Information given:
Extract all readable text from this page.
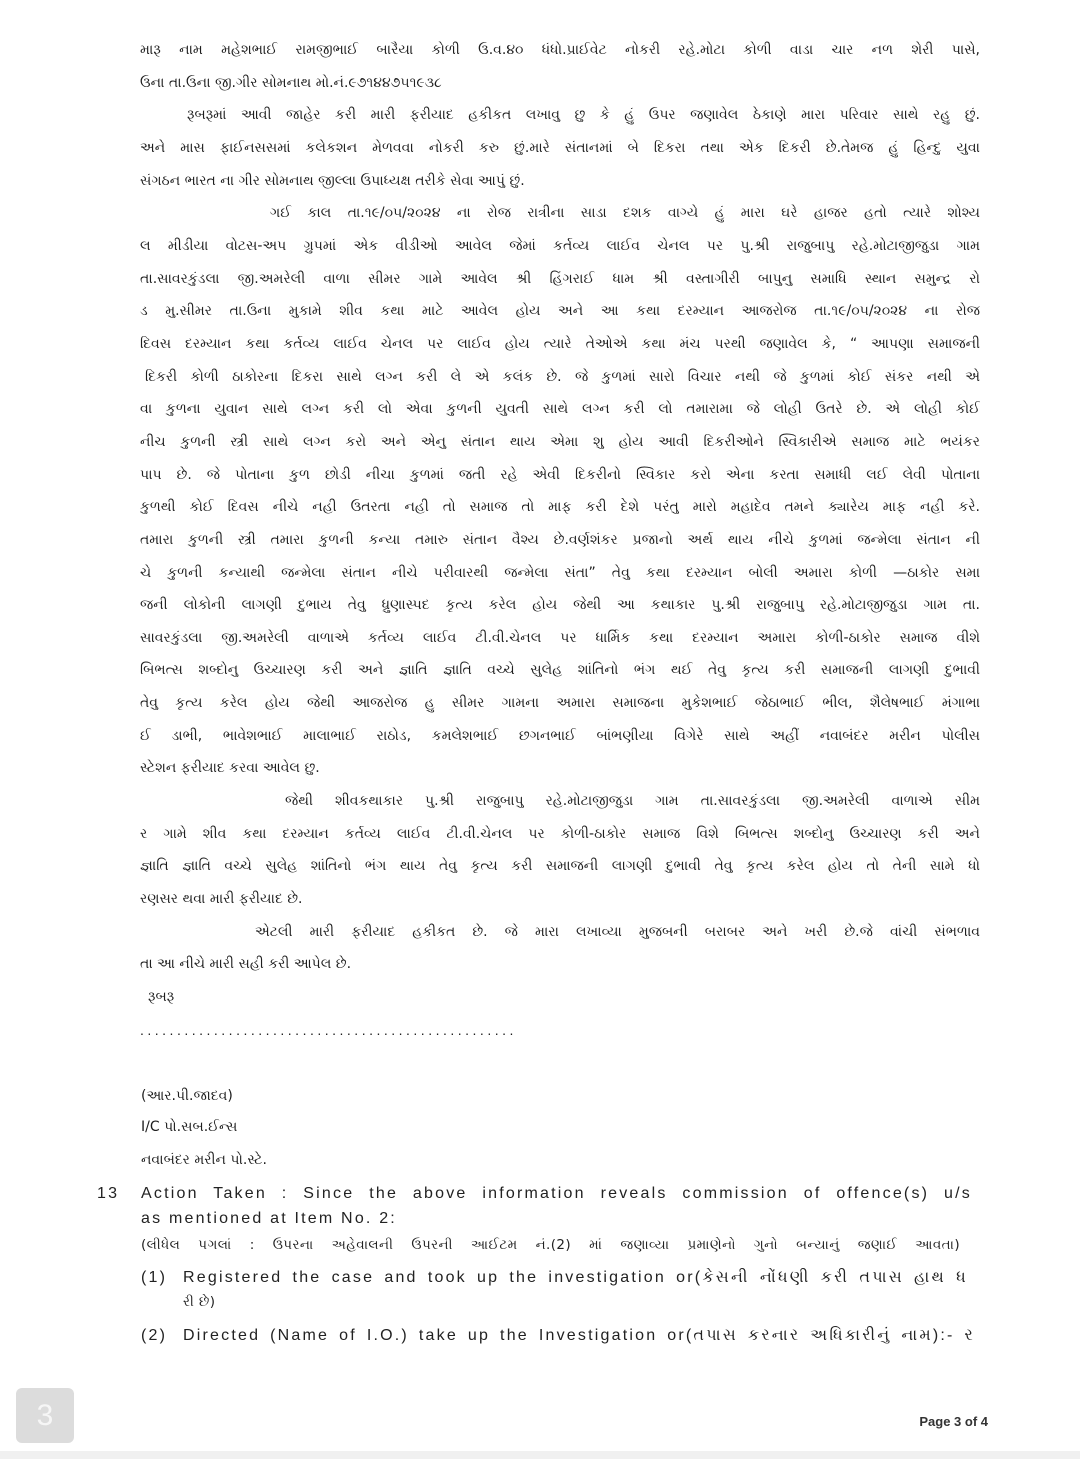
મારૂ નામ મહેશભાઈ રામજીભાઈ બારૈયા કોળી ઉ.વ.૪૦ ધંધો.પ્રાઈવેટ નોકરી રહે.મોટા કોળી વાડા ચાર નળ શેરી પાસે,
ઉના તા.ઉના જી.ગીર સોમનાથ મો.નં.૯૭૧૪૪૭૫૧૯૩૮
રૂબરૂમાં આવી જાહેર કરી મારી ફરીયાદ હકીકત લખાવુ છુ કે હું ઉપર જણાવેલ ઠેકાણે મારા પરિવાર સાથે રહુ છું.
અને માસ ફાઈનસસમાં કલેકશન મેળવવા નોકરી કરુ છું.મારે સંતાનમાં બે દિકરા તથા એક દિકરી છે.તેમજ હું હિન્દુ યુવા
સંગઠન ભારત ના ગીર સોમનાથ જીલ્લા ઉપાધ્યક્ષ તરીકે સેવા આપું છું.
ગઈ કાલ તા.૧૯/૦૫/૨૦૨૪ ના રોજ રાત્રીના સાડા દશક વાગ્યે હું મારા ઘરે હાજર હતો ત્યારે શોશ્ય
લ મીડીયા વોટસ-અપ ગ્રુપમાં એક વીડીઓ આવેલ જેમાં કર્તવ્ય લાઈવ ચેનલ પર પુ.શ્રી રાજુબાપુ રહે.મોટાજીજુડા ગામ
તા.સાવરકુંડલા જી.અમરેલી વાળા સીમર ગામે આવેલ શ્રી હિંગરાઈ ધામ શ્રી વસ્તાગીરી બાપુનુ સમાધિ સ્થાન સમુન્દ્ર રો
ડ મુ.સીમર તા.ઉના મુકામે શીવ કથા માટે આવેલ હોય અને આ કથા દરમ્યાન આજરોજ તા.૧૯/૦૫/૨૦૨૪ ના રોજ
દિવસ દરમ્યાન કથા કર્તવ્ય લાઈવ ચેનલ પર લાઈવ હોય ત્યારે તેઓએ કથા મંચ પરથી જણાવેલ કે, “ આપણા સમાજની
દિકરી કોળી ઠાકોરના દિકરા સાથે લગ્ન કરી લે એ કલંક છે. જે કુળમાં સારો વિચાર નથી જે કુળમાં કોઈ સંકર નથી એ
વા કુળના યુવાન સાથે લગ્ન કરી લો એવા કુળની યુવતી સાથે લગ્ન કરી લો તમારામા જે લોહી ઉતરે છે. એ લોહી કોઈ
નીચ કુળની સ્ત્રી સાથે લગ્ન કરો અને એનુ સંતાન થાય એમા શુ હોય આવી દિકરીઓને સ્વિકારીએ સમાજ માટે ભયંકર
પાપ છે. જે પોતાના કુળ છોડી નીચા કુળમાં જતી રહે એવી દિકરીનો સ્વિકાર કરો એના કરતા સમાધી લઈ લેવી પોતાના
કુળથી કોઈ દિવસ નીચે નહી ઉતરતા નહી તો સમાજ તો માફ કરી દેશે પરંતુ મારો મહાદેવ તમને ક્યારેય માફ નહી કરે.
તમારા કુળની સ્ત્રી તમારા કુળની કન્યા તમારુ સંતાન વૈશ્ય છે.વર્ણશંકર પ્રજાનો અર્થ થાય નીચે કુળમાં જન્મેલા સંતાન ની
ચે કુળની કન્યાથી જન્મેલા સંતાન નીચે પરીવારથી જન્મેલા સંતા” તેવુ કથા દરમ્યાન બોલી અમારા કોળી —ઠાકોર સમા
જની લોકોની લાગણી દુભાય તેવુ ધ્રુણાસ્પદ કૃત્ય કરેલ હોય જેથી આ કથાકાર પુ.શ્રી રાજુબાપુ રહે.મોટાજીજુડા ગામ તા.
સાવરકુંડલા જી.અમરેલી વાળાએ કર્તવ્ય લાઈવ ટી.વી.ચેનલ પર ધાર્મિક કથા દરમ્યાન અમારા કોળી-ઠાકોર સમાજ વીશે
બિભત્સ શબ્દોનુ ઉચ્ચારણ કરી અને જ્ઞાતિ જ્ઞાતિ વચ્ચે સુલેહ શાંતિનો ભંગ થઈ તેવુ કૃત્ય કરી સમાજની લાગણી દુભાવી
તેવુ કૃત્ય કરેલ હોય જેથી આજરોજ હુ સીમર ગામના અમારા સમાજના મુકેશભાઈ જેઠાભાઈ ભીલ, શૈલેષભાઈ મંગાભા
ઈ ડાભી, ભાવેશભાઈ માલાભાઈ રાઠોડ, કમલેશભાઈ છગનભાઈ બાંભણીયા વિગેરે સાથે અહીં નવાબંદર મરીન પોલીસ
સ્ટેશન ફરીયાદ કરવા આવેલ છુ.
જેથી શીવકથાકાર પુ.શ્રી રાજુબાપુ રહે.મોટાજીજુડા ગામ તા.સાવરકુંડલા જી.અમરેલી વાળાએ સીમ
ર ગામે શીવ કથા દરમ્યાન કર્તવ્ય લાઈવ ટી.વી.ચેનલ પર કોળી-ઠાકોર સમાજ વિશે બિભત્સ શબ્દોનુ ઉચ્ચારણ કરી અને
જ્ઞાતિ જ્ઞાતિ વચ્ચે સુલેહ શાંતિનો ભંગ થાય તેવુ કૃત્ય કરી સમાજની લાગણી દુભાવી તેવુ કૃત્ય કરેલ હોય તો તેની સામે ધો
રણસર થવા મારી ફરીયાદ છે.
એટલી મારી ફરીયાદ હકીકત છે. જે મારા લખાવ્યા મુજબની બરાબર અને ખરી છે.જે વાંચી સંભળાવ
તા આ નીચે મારી સહી કરી આપેલ છે.
રૂબરૂ
...................................................
(આર.પી.જાદવ)
I/C પો.સબ.ઈન્સ
નવાબંદર મરીન પો.સ્ટે.
13 Action Taken : Since the above information reveals commission of offence(s) u/s
as mentioned at Item No. 2:
(લીધેલ પગલાં : ઉપરના અહેવાલની ઉપરની આઈટમ નં.(2) માં જણાવ્યા પ્રમાણેનો ગુનો બન્યાનું જણાઈ આવતા)
(1) Registered the case and took up the investigation or(કેસની નોંધણી કરી તપાસ હાથ ધ
રી છે)
(2) Directed (Name of I.O.) take up the Investigation or(તપાસ કરનાર અધિકારીનું નામ):- ર
3	Page 3 of 4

Objective:
Restate the listing above word for word, and skip the pictures.

Solution:
Extract all readable text from this page.
મારૂ નામ મહેશભાઈ રામજીભાઈ બારૈયા કોળી ઉ.વ.૪૦ ધંધો.પ્રાઈવેટ નોકરી રહે.મોટા કોળી વાડા ચાર નળ શેરી પાસે,
ઉના તા.ઉના જી.ગીર સોમનાથ મો.નં.૯૭૧૪૪૭૫૧૯૩૮
રૂબરૂમાં આવી જાહેર કરી મારી ફરીયાદ હકીકત લખાવુ છુ કે હું ઉપર જણાવેલ ઠેકાણે મારા પરિવાર સાથે રહુ છું.
અને માસ ફાઈનસસમાં કલેકશન મેળવવા નોકરી કરુ છું.મારે સંતાનમાં બે દિકરા તથા એક દિકરી છે.તેમજ હું હિન્દુ યુવા
સંગઠન ભારત ના ગીર સોમનાથ જીલ્લા ઉપાધ્યક્ષ તરીકે સેવા આપું છું.
ગઈ કાલ તા.૧૯/૦૫/૨૦૨૪ ના રોજ રાત્રીના સાડા દશક વાગ્યે હું મારા ઘરે હાજર હતો ત્યારે શોશ્ય
લ મીડીયા વોટસ-અપ ગ્રુપમાં એક વીડીઓ આવેલ જેમાં કર્તવ્ય લાઈવ ચેનલ પર પુ.શ્રી રાજુબાપુ રહે.મોટાજીજુડા ગામ
તા.સાવરકુંડલા જી.અમરેલી વાળા સીમર ગામે આવેલ શ્રી હિંગરાઈ ધામ શ્રી વસ્તાગીરી બાપુનુ સમાધિ સ્થાન સમુન્દ્ર રો
ડ મુ.સીમર તા.ઉના મુકામે શીવ કથા માટે આવેલ હોય અને આ કથા દરમ્યાન આજરોજ તા.૧૯/૦૫/૨૦૨૪ ના રોજ
દિવસ દરમ્યાન કથા કર્તવ્ય લાઈવ ચેનલ પર લાઈવ હોય ત્યારે તેઓએ કથા મંચ પરથી જણાવેલ કે, “ આપણા સમાજની
દિકરી કોળી ઠાકોરના દિકરા સાથે લગ્ન કરી લે એ કલંક છે. જે કુળમાં સારો વિચાર નથી જે કુળમાં કોઈ સંકર નથી એ
વા કુળના યુવાન સાથે લગ્ન કરી લો એવા કુળની યુવતી સાથે લગ્ન કરી લો તમારામા જે લોહી ઉતરે છે. એ લોહી કોઈ
નીચ કુળની સ્ત્રી સાથે લગ્ન કરો અને એનુ સંતાન થાય એમા શુ હોય આવી દિકરીઓને સ્વિકારીએ સમાજ માટે ભયંકર
પાપ છે. જે પોતાના કુળ છોડી નીચા કુળમાં જતી રહે એવી દિકરીનો સ્વિકાર કરો એના કરતા સમાધી લઈ લેવી પોતાના
કુળથી કોઈ દિવસ નીચે નહી ઉતરતા નહી તો સમાજ તો માફ કરી દેશે પરંતુ મારો મહાદેવ તમને ક્યારેય માફ નહી કરે.
તમારા કુળની સ્ત્રી તમારા કુળની કન્યા તમારુ સંતાન વૈશ્ય છે.વર્ણશંકર પ્રજાનો અર્થ થાય નીચે કુળમાં જન્મેલા સંતાન ની
ચે કુળની કન્યાથી જન્મેલા સંતાન નીચે પરીવારથી જન્મેલા સંતા” તેવુ કથા દરમ્યાન બોલી અમારા કોળી —ઠાકોર સમા
જની લોકોની લાગણી દુભાય તેવુ ધ્રુણાસ્પદ કૃત્ય કરેલ હોય જેથી આ કથાકાર પુ.શ્રી રાજુબાપુ રહે.મોટાજીજુડા ગામ તા.
સાવરકુંડલા જી.અમરેલી વાળાએ કર્તવ્ય લાઈવ ટી.વી.ચેનલ પર ધાર્મિક કથા દરમ્યાન અમારા કોળી-ઠાકોર સમાજ વીશે
બિભત્સ શબ્દોનુ ઉચ્ચારણ કરી અને જ્ઞાતિ જ્ઞાતિ વચ્ચે સુલેહ શાંતિનો ભંગ થઈ તેવુ કૃત્ય કરી સમાજની લાગણી દુભાવી
તેવુ કૃત્ય કરેલ હોય જેથી આજરોજ હુ સીમર ગામના અમારા સમાજના મુકેશભાઈ જેઠાભાઈ ભીલ, શૈલેષભાઈ મંગાભા
ઈ ડાભી, ભાવેશભાઈ માલાભાઈ રાઠોડ, કમલેશભાઈ છગનભાઈ બાંભણીયા વિગેરે સાથે અહીં નવાબંદર મરીન પોલીસ
સ્ટેશન ફરીયાદ કરવા આવેલ છુ.
જેથી શીવકથાકાર પુ.શ્રી રાજુબાપુ રહે.મોટાજીજુડા ગામ તા.સાવરકુંડલા જી.અમરેલી વાળાએ સીમ
ર ગામે શીવ કથા દરમ્યાન કર્તવ્ય લાઈવ ટી.વી.ચેનલ પર કોળી-ઠાકોર સમાજ વિશે બિભત્સ શબ્દોનુ ઉચ્ચારણ કરી અને
જ્ઞાતિ જ્ઞાતિ વચ્ચે સુલેહ શાંતિનો ભંગ થાય તેવુ કૃત્ય કરી સમાજની લાગણી દુભાવી તેવુ કૃત્ય કરેલ હોય તો તેની સામે ધો
રણસર થવા મારી ફરીયાદ છે.
એટલી મારી ફરીયાદ હકીકત છે. જે મારા લખાવ્યા મુજબની બરાબર અને ખરી છે.જે વાંચી સંભળાવ
તા આ નીચે મારી સહી કરી આપેલ છે.
રૂબરૂ
...................................................
(આર.પી.જાદવ)
I/C પો.સબ.ઈન્સ
નવાબંદર મરીન પો.સ્ટે.
13 Action Taken : Since the above information reveals commission of offence(s) u/s
as mentioned at Item No. 2:
(લીધેલ પગલાં : ઉપરના અહેવાલની ઉપરની આઈટમ નં.(2) માં જણાવ્યા પ્રમાણેનો ગુનો બન્યાનું જણાઈ આવતા)
(1) Registered the case and took up the investigation or(કેસની નોંધણી કરી તપાસ હાથ ધ
રી છે)
(2) Directed (Name of I.O.) take up the Investigation or(તપાસ કરનાર અધિકારીનું નામ):- ર
3	Page 3 of 4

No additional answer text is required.